> [EXERCISE INPUT]

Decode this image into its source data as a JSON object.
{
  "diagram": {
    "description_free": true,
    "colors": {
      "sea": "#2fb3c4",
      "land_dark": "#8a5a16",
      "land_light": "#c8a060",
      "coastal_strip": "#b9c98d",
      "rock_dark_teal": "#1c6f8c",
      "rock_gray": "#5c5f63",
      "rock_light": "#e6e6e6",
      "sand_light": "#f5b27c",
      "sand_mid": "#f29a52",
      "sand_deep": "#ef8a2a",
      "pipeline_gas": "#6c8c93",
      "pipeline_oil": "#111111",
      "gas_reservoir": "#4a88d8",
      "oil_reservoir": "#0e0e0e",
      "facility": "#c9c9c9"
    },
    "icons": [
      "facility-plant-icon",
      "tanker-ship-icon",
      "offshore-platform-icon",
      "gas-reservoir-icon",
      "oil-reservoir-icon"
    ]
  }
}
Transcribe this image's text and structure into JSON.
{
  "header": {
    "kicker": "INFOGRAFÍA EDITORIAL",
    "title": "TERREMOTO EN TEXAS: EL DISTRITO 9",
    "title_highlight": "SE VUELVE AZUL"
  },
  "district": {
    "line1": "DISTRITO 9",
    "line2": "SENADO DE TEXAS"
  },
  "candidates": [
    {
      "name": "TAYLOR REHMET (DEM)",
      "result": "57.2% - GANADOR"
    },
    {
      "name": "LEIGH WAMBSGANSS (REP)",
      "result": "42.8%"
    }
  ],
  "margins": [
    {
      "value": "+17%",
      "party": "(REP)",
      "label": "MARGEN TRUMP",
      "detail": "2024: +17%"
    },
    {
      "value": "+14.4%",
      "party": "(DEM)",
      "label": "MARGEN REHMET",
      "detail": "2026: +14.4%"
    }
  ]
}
==
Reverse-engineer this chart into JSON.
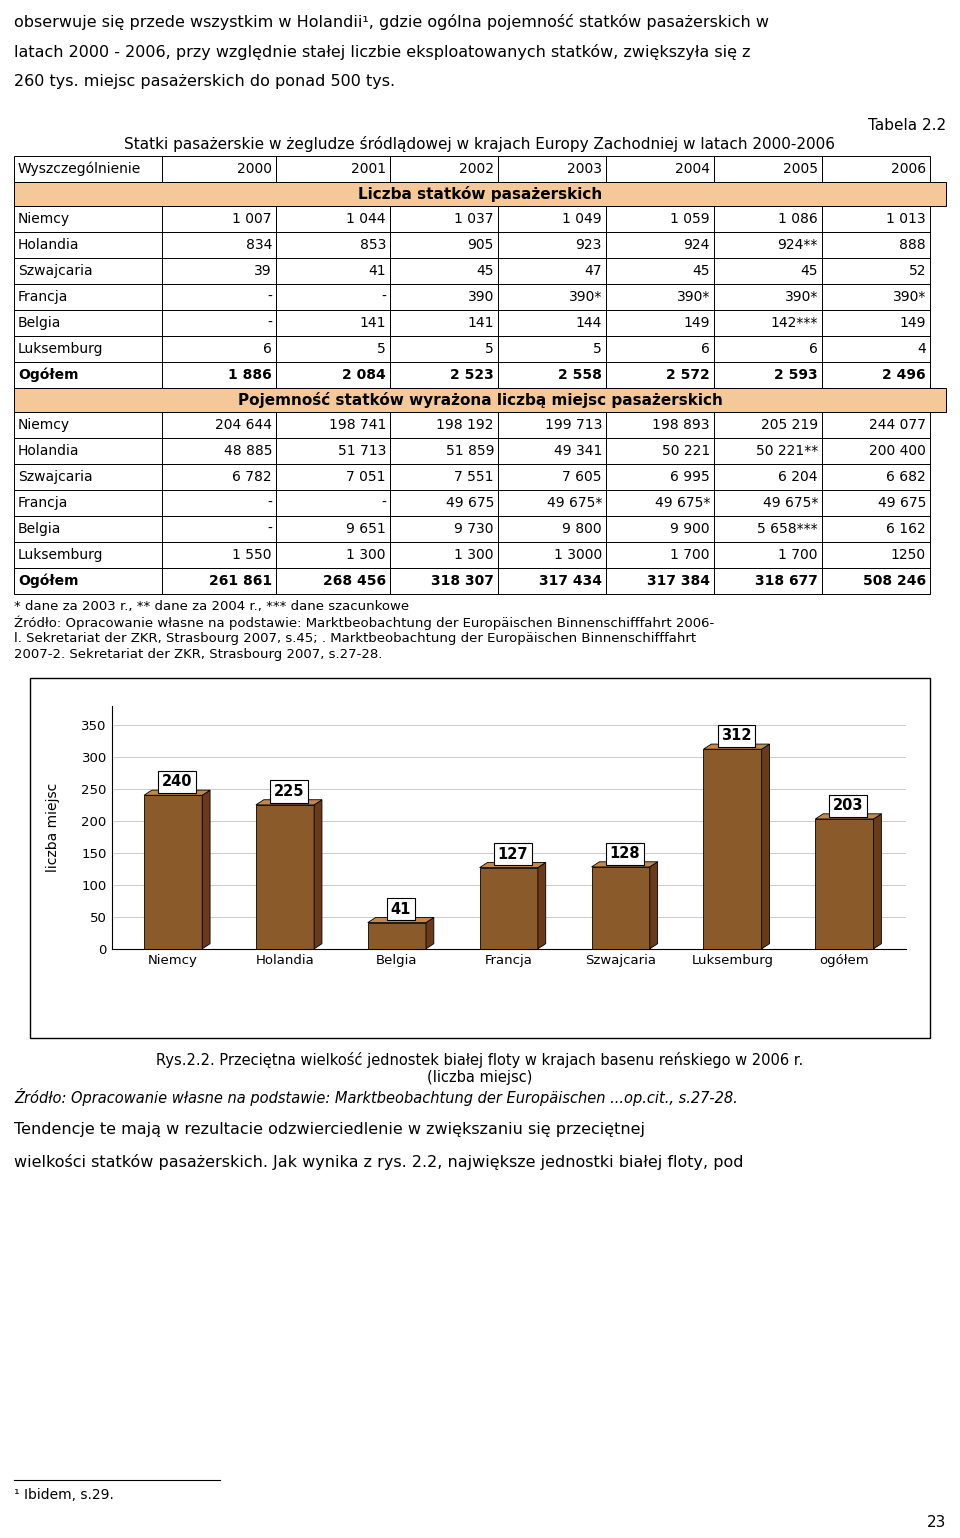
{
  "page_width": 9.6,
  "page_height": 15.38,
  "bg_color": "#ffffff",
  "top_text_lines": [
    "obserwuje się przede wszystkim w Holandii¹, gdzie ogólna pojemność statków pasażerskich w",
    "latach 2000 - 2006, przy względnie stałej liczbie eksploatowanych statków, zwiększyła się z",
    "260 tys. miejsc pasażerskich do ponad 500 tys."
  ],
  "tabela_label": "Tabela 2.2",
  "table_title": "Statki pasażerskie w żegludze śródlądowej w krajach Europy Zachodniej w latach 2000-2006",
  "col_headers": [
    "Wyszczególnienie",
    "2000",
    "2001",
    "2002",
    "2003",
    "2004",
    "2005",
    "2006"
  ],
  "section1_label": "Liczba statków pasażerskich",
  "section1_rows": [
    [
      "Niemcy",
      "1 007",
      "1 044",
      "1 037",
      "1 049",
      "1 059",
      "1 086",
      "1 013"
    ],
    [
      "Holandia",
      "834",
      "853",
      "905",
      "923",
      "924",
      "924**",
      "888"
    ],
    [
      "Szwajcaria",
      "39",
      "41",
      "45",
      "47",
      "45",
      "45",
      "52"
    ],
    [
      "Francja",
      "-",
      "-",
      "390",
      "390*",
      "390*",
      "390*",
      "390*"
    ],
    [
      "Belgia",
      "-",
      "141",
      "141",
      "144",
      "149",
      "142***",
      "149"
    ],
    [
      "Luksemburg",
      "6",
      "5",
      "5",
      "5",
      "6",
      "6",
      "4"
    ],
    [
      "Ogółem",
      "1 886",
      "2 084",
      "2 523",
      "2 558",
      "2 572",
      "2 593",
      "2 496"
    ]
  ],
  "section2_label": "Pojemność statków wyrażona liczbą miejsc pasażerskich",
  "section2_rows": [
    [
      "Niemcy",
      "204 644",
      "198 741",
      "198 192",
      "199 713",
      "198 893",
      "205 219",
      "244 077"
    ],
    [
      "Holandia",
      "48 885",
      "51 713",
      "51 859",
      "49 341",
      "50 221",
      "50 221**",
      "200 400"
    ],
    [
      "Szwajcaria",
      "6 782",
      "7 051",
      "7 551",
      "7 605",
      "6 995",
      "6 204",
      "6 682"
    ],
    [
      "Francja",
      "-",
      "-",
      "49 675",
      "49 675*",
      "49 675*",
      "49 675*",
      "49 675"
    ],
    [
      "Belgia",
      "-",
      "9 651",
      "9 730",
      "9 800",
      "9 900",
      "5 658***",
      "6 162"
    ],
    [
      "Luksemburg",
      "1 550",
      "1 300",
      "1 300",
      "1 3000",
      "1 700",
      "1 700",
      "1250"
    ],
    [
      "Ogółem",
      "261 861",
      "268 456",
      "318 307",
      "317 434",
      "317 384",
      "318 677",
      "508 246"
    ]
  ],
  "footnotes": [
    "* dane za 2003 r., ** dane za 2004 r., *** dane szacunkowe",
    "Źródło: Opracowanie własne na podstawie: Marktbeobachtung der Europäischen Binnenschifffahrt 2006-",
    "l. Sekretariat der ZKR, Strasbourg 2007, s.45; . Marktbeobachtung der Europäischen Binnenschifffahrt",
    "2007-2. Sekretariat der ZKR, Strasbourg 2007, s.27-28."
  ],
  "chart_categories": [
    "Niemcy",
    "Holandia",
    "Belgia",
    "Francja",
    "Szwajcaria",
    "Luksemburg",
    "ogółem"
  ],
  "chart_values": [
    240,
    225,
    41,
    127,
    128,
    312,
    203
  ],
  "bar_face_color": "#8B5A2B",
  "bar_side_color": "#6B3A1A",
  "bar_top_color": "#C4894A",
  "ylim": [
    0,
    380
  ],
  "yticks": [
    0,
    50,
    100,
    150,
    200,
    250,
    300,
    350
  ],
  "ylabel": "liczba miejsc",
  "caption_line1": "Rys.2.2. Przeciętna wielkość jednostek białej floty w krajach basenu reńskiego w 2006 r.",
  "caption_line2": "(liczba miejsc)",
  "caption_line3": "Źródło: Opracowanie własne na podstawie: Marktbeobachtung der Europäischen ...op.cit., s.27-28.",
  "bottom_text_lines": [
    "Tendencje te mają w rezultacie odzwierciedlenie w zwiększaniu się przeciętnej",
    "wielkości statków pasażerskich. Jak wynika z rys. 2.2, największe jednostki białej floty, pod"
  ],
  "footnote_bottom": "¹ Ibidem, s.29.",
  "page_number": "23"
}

> [SET PROBLEM] Select the lines that carry the string "name" and copy them.

> [RESULT OF THE EXERCISE]
      "name": "TAYLOR REHMET (DEM)",
      "name": "LEIGH WAMBSGANSS (REP)",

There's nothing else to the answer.